___ Task inputs

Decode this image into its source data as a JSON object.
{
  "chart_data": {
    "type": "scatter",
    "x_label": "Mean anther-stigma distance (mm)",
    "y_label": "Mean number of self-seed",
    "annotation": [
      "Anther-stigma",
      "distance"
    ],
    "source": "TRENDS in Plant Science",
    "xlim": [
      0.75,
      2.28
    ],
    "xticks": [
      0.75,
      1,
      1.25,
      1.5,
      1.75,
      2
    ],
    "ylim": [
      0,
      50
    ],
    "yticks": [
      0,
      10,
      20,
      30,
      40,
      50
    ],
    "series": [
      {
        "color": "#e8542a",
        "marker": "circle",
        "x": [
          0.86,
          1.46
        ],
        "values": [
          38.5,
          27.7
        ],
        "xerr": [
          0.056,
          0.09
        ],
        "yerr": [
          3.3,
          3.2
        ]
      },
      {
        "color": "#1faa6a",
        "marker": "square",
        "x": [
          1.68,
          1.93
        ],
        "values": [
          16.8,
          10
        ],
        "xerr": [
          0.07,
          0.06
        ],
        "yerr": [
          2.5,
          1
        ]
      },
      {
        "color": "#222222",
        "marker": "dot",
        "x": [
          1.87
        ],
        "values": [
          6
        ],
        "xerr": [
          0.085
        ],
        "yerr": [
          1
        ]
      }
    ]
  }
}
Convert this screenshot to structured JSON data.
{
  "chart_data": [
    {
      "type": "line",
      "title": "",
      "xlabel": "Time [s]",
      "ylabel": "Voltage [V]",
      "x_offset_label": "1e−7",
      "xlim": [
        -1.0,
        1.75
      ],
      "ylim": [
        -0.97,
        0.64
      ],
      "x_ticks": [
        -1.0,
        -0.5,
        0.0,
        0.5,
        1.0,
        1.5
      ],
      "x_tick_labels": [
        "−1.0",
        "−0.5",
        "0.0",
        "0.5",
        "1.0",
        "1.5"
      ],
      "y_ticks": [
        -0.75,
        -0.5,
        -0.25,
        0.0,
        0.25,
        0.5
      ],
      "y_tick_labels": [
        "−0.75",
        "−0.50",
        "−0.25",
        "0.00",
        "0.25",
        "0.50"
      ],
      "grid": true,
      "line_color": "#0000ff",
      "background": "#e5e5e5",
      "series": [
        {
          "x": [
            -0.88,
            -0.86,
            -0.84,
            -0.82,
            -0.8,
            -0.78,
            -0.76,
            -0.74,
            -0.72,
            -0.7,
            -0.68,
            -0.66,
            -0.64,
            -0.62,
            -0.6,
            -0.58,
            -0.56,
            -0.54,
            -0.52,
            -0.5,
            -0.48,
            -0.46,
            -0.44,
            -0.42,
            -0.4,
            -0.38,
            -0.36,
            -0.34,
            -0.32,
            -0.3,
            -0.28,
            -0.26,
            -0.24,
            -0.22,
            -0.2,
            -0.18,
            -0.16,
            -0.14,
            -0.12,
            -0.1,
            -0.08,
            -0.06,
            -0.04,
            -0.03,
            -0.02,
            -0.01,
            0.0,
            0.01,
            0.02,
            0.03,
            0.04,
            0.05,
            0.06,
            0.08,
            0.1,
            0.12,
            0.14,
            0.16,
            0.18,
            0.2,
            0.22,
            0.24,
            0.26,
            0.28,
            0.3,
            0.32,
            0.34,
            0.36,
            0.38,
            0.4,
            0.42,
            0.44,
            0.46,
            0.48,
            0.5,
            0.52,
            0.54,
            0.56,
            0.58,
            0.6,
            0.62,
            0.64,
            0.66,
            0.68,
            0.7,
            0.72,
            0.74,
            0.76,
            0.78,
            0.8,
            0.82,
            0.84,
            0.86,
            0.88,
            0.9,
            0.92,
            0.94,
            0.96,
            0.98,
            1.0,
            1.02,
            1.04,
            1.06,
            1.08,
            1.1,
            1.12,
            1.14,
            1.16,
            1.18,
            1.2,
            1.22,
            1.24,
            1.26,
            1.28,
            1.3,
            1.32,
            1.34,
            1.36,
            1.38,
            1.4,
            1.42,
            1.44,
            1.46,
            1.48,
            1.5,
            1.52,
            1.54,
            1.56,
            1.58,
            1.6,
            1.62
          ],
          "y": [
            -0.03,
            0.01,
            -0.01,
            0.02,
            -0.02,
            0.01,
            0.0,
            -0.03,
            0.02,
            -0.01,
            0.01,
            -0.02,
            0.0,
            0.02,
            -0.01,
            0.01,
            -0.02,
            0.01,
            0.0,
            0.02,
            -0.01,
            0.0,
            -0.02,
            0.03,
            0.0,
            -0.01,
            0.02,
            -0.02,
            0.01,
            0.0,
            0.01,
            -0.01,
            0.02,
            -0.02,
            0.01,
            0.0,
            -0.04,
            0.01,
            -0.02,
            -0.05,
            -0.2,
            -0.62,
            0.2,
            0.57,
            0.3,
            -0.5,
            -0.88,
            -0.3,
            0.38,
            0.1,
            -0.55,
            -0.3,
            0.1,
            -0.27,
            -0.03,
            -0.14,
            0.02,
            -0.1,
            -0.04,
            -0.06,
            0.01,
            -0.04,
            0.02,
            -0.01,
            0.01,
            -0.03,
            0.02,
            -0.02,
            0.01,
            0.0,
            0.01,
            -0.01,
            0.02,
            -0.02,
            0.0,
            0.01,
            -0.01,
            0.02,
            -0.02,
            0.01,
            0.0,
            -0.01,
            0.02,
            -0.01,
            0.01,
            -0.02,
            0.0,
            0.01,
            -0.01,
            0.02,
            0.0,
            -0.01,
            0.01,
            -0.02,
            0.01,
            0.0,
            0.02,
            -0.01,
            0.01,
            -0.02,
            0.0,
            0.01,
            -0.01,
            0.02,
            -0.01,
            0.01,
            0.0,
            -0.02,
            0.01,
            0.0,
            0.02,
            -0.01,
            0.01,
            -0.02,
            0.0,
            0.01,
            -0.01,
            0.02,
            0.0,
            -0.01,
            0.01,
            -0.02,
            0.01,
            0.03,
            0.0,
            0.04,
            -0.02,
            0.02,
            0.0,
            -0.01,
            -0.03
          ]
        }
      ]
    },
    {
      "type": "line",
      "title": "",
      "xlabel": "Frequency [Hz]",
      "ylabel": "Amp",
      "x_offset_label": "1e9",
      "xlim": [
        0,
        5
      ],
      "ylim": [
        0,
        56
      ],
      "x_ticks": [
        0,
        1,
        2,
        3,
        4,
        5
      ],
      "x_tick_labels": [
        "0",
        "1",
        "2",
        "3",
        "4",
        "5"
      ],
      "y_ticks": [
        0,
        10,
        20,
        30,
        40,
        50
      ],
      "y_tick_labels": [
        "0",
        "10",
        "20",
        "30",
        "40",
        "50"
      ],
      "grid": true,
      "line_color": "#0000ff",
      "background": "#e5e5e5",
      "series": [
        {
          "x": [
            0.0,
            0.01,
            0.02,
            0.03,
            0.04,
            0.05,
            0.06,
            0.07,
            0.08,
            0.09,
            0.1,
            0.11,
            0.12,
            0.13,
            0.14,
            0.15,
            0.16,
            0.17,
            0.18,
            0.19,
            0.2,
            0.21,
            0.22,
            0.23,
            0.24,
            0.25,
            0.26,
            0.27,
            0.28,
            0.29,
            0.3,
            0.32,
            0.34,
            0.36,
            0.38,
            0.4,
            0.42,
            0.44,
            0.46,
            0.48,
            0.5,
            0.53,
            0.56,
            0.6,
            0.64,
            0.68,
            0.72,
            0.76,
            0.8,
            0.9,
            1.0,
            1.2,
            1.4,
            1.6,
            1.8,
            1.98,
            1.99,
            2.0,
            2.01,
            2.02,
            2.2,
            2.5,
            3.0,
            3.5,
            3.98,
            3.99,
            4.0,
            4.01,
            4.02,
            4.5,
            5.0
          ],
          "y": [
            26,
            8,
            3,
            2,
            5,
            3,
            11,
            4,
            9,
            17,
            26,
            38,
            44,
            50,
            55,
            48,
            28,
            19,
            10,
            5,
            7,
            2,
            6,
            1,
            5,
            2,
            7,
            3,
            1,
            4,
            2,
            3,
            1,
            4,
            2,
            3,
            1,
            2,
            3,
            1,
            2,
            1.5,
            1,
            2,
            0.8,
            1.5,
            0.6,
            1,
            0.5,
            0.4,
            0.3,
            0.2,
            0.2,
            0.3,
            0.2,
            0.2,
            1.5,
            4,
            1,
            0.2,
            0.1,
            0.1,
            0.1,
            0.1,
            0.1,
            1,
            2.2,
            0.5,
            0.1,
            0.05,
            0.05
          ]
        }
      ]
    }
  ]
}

______

Which lines above contain "JSON"? Show each of them.

Decode this image into its source data as a JSON object.
Convert this screenshot to structured JSON data.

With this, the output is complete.